## Aim 1
Render the records, from their beginning through the line containing "The fan blade 16 is at (548, 53).", as a Markdown table with the columns Row and Entry. Number each line in the Row column, drop any blank lines, and leave the pictures out.
## Aim 2
Continue the passage about the 2013 film The Conjuring, starting right after its final sentence.

## Source excerpt
- - -
The Conjuring is a 2013 American supernatural horror film directed by James Wan and written by Chad Hayes and Carey W. Hayes. It is the inaugural film in The Conjuring Universe franchise. Patrick Wilson and Vera Farmiga star as Ed and Lorraine Warren, paranormal investigators and authors associated with prominent cases of haunting. Their purportedly real-life reports inspired The Amityville Horror story and film franchise. The Warrens come to the assistance of the Perron family, who experienced increasingly disturbing events in their newly occupied farmhouse in Rhode Island in 1971.
- - -
## Material to process
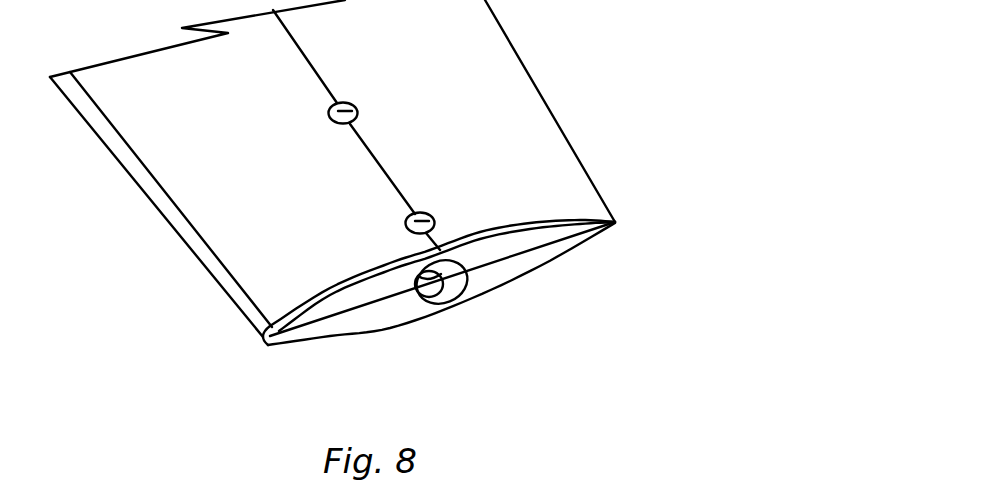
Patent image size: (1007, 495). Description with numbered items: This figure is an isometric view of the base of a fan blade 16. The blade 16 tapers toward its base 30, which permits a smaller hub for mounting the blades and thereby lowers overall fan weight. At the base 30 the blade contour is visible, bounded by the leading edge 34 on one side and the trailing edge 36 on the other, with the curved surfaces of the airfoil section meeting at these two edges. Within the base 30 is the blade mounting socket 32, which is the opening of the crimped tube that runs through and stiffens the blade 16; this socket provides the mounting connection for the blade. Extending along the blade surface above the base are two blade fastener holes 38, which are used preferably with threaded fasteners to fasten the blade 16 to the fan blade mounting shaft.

The fan blade 16 is at (548, 53).
The blade base 30 is at (515, 267).
The blade mounting socket 32 is at (443, 291).
The leading edge 34 is at (265, 338).
The trailing edge 36 is at (615, 222).
The blade fastener holes 38 is at (357, 112).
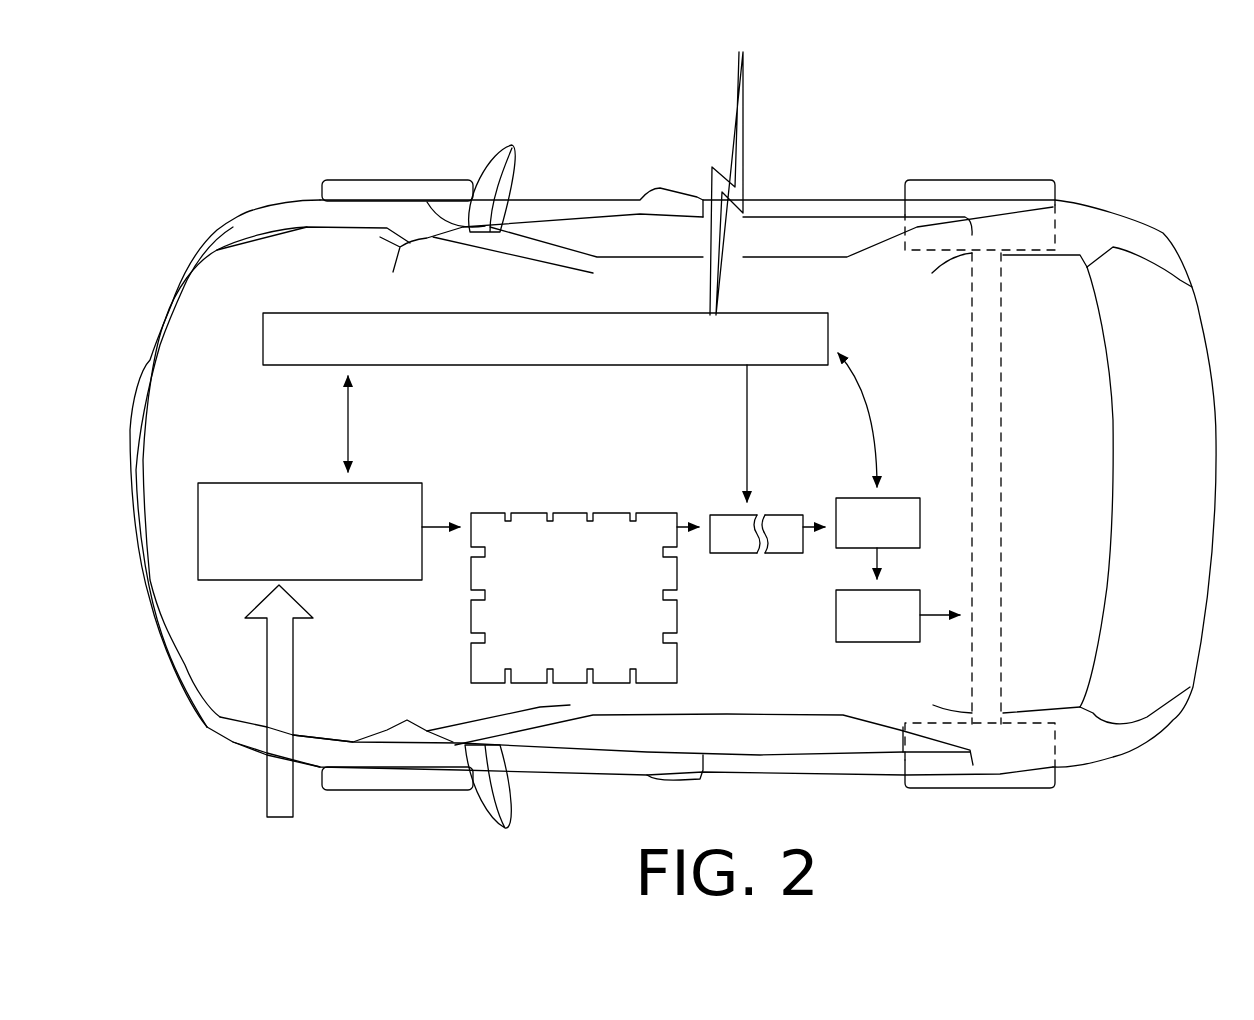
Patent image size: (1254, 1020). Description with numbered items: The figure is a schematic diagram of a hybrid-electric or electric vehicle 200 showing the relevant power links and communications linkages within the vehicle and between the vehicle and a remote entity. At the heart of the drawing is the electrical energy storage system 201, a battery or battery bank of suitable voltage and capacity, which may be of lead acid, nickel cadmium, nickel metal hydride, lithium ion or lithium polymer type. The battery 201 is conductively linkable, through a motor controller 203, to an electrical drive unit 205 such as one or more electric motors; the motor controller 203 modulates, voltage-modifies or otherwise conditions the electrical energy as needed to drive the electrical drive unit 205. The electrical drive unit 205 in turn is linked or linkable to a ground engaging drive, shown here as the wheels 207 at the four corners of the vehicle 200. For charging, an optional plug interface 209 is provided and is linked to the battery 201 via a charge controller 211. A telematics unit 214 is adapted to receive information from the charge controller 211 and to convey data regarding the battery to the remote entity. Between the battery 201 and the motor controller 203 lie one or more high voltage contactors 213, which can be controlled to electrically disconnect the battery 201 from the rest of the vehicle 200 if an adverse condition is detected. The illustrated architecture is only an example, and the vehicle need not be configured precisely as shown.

The vehicle 200 is at (796, 172).
The electrical energy storage system 201 is at (558, 600).
The motor controller 203 is at (857, 537).
The electrical drive unit 205 is at (857, 631).
The wheels 207 is at (995, 195).
The plug interface 209 is at (267, 817).
The charge controller 211 is at (288, 544).
The high voltage contactors 213 is at (733, 513).
The telematics unit 214 is at (527, 352).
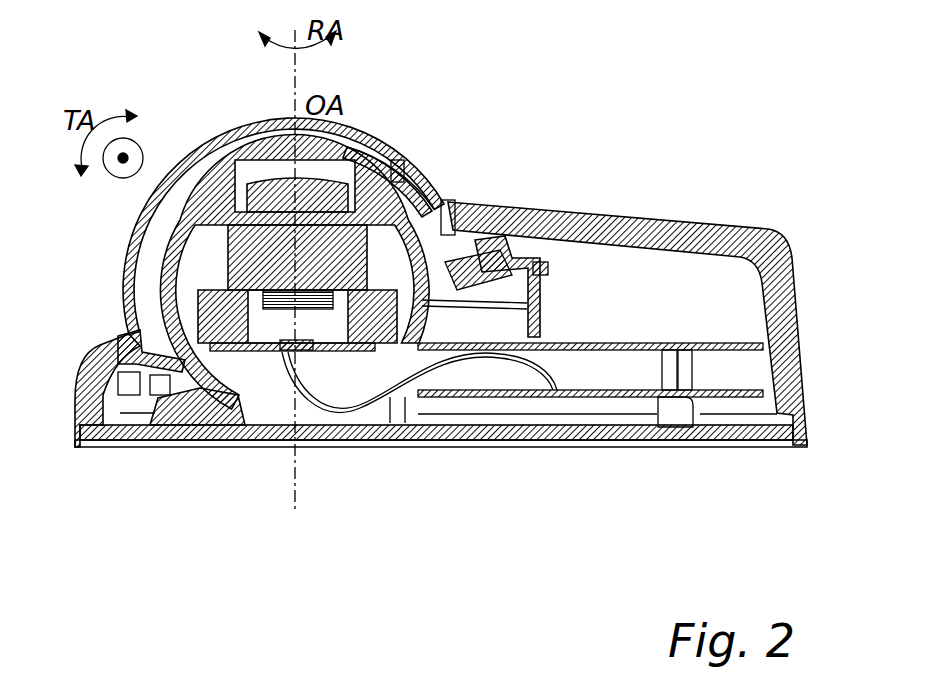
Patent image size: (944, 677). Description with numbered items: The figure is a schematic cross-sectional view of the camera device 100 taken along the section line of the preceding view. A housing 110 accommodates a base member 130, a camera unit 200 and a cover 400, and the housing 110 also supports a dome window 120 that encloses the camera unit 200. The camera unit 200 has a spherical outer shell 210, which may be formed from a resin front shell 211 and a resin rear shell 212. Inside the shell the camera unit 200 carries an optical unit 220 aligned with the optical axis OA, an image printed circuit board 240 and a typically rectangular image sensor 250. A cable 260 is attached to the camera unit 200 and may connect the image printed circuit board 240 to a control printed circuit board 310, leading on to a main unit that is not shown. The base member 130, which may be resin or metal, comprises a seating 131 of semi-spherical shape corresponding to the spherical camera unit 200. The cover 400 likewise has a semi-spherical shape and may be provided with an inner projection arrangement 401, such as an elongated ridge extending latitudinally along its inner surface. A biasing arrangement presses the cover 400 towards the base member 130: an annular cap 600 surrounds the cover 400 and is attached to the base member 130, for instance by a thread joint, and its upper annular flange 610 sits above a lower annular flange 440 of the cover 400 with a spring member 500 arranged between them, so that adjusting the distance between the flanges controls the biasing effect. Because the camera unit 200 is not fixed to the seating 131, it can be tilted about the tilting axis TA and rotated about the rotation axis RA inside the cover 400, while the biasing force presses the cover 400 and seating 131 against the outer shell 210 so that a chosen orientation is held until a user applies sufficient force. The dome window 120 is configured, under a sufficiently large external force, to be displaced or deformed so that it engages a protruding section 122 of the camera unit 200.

The camera device 100 is at (240, 95).
The housing 110 is at (793, 327).
The dome window 120 is at (124, 308).
The protruding section 122 is at (214, 163).
The base member 130 is at (722, 438).
The seating 131 is at (187, 430).
The camera unit 200 is at (607, 582).
The outer shell 210 is at (522, 527).
The front shell 211 is at (452, 350).
The rear shell 212 is at (412, 400).
The optical unit 220 is at (213, 430).
The image printed circuit board 240 is at (257, 430).
The image sensor 250 is at (330, 430).
The cable 260 is at (523, 365).
The control printed circuit board 310 is at (690, 428).
The cover 400 is at (423, 173).
The projection arrangement 401 is at (397, 163).
The lower annular flange 440 is at (545, 262).
The spring member 500 is at (512, 256).
The annular cap 600 is at (548, 262).
The upper annular flange 610 is at (450, 210).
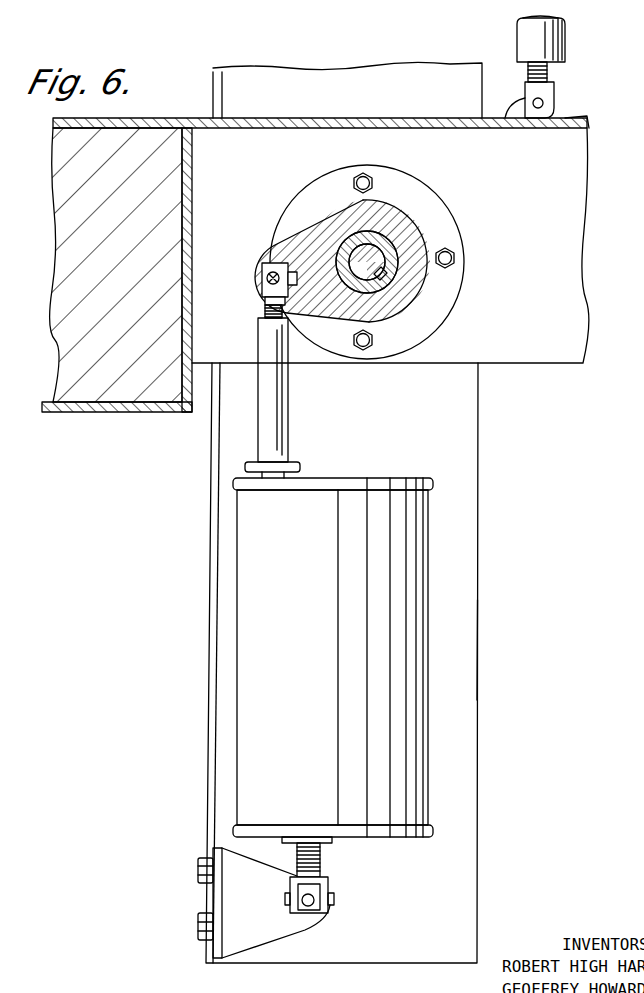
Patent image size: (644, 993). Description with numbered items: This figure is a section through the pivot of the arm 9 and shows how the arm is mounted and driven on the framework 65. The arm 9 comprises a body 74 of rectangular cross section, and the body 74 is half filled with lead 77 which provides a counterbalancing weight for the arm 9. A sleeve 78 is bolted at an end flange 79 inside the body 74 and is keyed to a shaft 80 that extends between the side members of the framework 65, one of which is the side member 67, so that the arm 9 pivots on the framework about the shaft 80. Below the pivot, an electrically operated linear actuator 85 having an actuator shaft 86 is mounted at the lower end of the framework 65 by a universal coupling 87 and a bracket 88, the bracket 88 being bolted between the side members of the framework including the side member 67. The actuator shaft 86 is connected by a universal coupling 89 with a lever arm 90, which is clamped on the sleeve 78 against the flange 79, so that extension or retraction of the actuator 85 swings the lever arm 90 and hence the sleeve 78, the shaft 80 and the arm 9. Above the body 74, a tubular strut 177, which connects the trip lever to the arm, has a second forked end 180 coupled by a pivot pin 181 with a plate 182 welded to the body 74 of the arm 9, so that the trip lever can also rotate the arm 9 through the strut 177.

The arm 9 is at (410, 152).
The body 74 is at (172, 405).
The lead 77 is at (110, 385).
The end flange 79 is at (442, 232).
The lever arm 90 is at (333, 222).
The sleeve 78 is at (380, 288).
The shaft 80 is at (385, 265).
The universal coupling 89 is at (253, 293).
The actuator shaft 86 is at (275, 432).
The linear actuator 85 is at (310, 600).
The universal coupling 87 is at (330, 893).
The bracket 88 is at (245, 898).
The framework 65 is at (460, 562).
The side member 67 is at (460, 690).
The tubular strut 177 is at (522, 36).
The second forked end 180 is at (525, 88).
The pivot pin 181 is at (537, 107).
The plate 182 is at (570, 115).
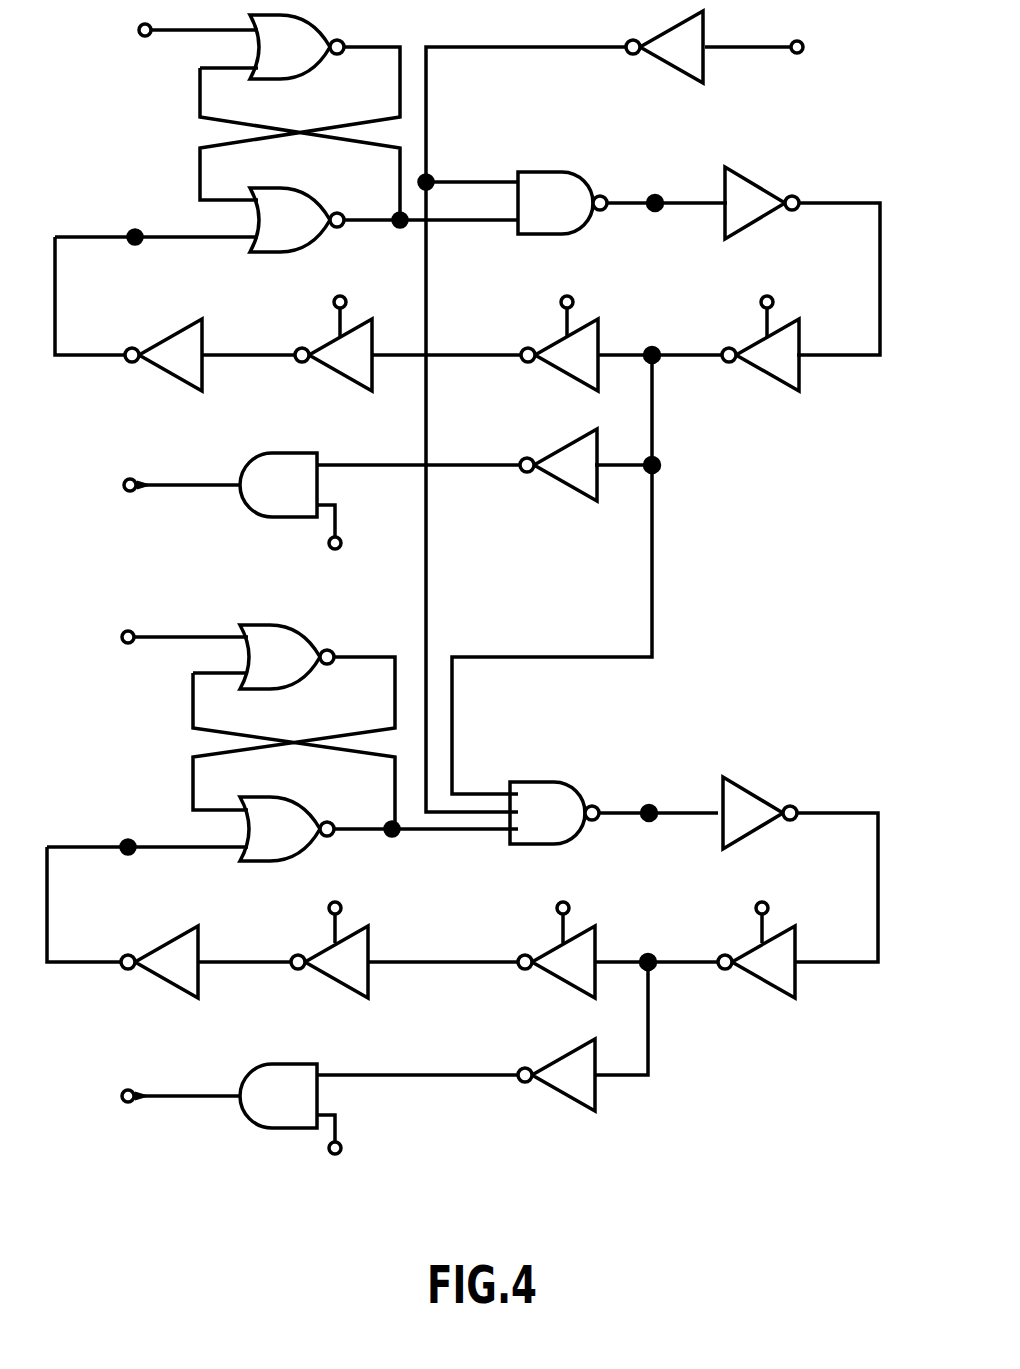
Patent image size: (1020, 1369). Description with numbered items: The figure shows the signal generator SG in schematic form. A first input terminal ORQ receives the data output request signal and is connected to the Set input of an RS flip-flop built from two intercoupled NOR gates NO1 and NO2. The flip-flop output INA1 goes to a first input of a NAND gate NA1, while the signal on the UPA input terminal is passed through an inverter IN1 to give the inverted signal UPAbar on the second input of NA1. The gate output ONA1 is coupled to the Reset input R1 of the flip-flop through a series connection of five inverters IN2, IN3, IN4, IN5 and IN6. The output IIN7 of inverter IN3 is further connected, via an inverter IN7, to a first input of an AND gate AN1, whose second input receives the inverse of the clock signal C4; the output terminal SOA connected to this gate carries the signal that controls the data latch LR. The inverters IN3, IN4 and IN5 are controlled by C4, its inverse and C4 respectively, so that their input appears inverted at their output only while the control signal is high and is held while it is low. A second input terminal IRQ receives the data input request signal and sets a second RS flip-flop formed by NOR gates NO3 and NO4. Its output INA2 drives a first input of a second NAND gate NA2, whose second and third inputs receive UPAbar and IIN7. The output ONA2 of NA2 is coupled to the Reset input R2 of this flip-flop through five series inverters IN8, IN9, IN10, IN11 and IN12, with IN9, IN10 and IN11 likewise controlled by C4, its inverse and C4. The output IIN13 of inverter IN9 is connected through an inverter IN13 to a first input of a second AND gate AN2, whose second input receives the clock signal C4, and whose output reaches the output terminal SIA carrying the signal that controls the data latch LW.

The NOR gate NO1 is at (300, 114).
The NOR gate NO2 is at (384, 220).
The NOR gate NO3 is at (294, 722).
The NOR gate NO4 is at (379, 828).
The NAND gate NA1 is at (622, 187).
The second NAND gate NA2 is at (614, 799).
The AND gate AN1 is at (287, 480).
The second AND gate AN2 is at (287, 1089).
The inverter IN1 is at (564, 411).
The inverter IN2 is at (802, 261).
The inverter IN3 is at (698, 355).
The inverter IN4 is at (485, 355).
The inverter IN5 is at (287, 355).
The inverter IN6 is at (128, 314).
The inverter IN7 is at (457, 465).
The inverter IN8 is at (800, 869).
The inverter IN9 is at (695, 962).
The inverter IN10 is at (481, 962).
The inverter IN11 is at (283, 962).
The inverter IN12 is at (122, 922).
The inverter IN13 is at (456, 1075).
The Reset input R1 is at (135, 230).
The Reset input R2 is at (128, 840).
The output of first RS flip-flop INA1 is at (401, 227).
The output of second RS flip-flop INA2 is at (393, 836).
The output of NAND gate NA1 ONA1 is at (656, 196).
The output of NAND gate NA2 ONA2 is at (650, 806).
The output of inverter IN3 IIN7 is at (659, 465).
The output of inverter IN9 IIN13 is at (649, 955).
The input terminal UPA is at (780, 48).
The inverted UPA input UPAbar is at (492, 139).
The first input terminal ORQ is at (169, 30).
The second input terminal IRQ is at (160, 639).
The output terminal SOA is at (156, 487).
The output terminal SIA is at (156, 1098).
The clock signal C4 is at (580, 868).
The signal generator SG is at (798, 629).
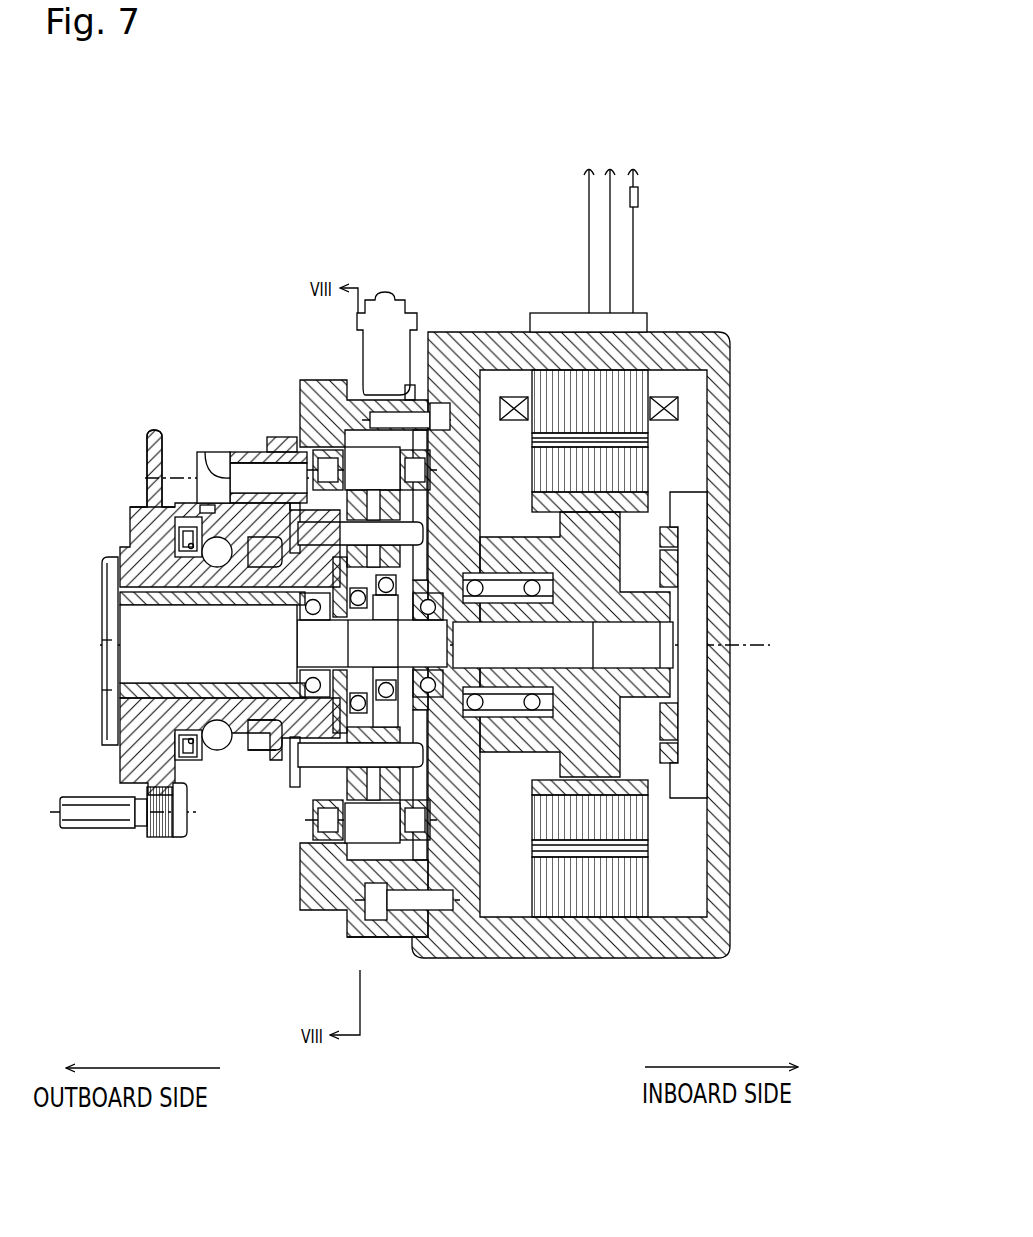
- - -
## Exercise result 1
| Row | Entry |
|---|---|
| 1 | Patent image size: (1007, 495). Description with numbered items: This figure is an isometric view of the base of a fan blade 16. The blade 16 tapers toward its base 30, which permits a smaller hub for mounting the blades and thereby lowers overall fan weight. At the base 30 the blade contour is visible, bounded by the leading edge 34 on one side and the trailing edge 36 on the other, with the curved surfaces of the airfoil section meeting at these two edges. Within the base 30 is the blade mounting socket 32, which is the opening of the crimped tube that runs through and stiffens the blade 16; this socket provides the mounting connection for the blade. Extending along the blade surface above the base are two blade fastener holes 38, which are used preferably with threaded fasteners to fasten the blade 16 to the fan blade mounting shaft. |
| 2 | The fan blade 16 is at (548, 53). |

## Exercise result 2
Development of the film began in January 2012, and reports confirmed Wan as the director of a film entitled The Warren Files, later retitled The Conjuring, centering on the alleged real-life exploits of Ed and Lorraine Warren, a married couple who investigated paranormal events. In his second collaboration with Wan, Patrick Wilson starred alongside Vera Farmiga in the main roles of Ed and Lorraine. Production commenced in Wilmington, North Carolina, in February 2012, and scenes were shot in chronological order.

The Conjuring was released in the United States and Canada on July 19, 2013, by Warner Bros. Pictures and New Line Cinema. It received positive reviews from critics, who praised the performances, direction, screenplay, atmosphere, and musical score. It grossed over $319million worldwide against its $20million budget. A sequel, The Conjuring 2, was released in 2016.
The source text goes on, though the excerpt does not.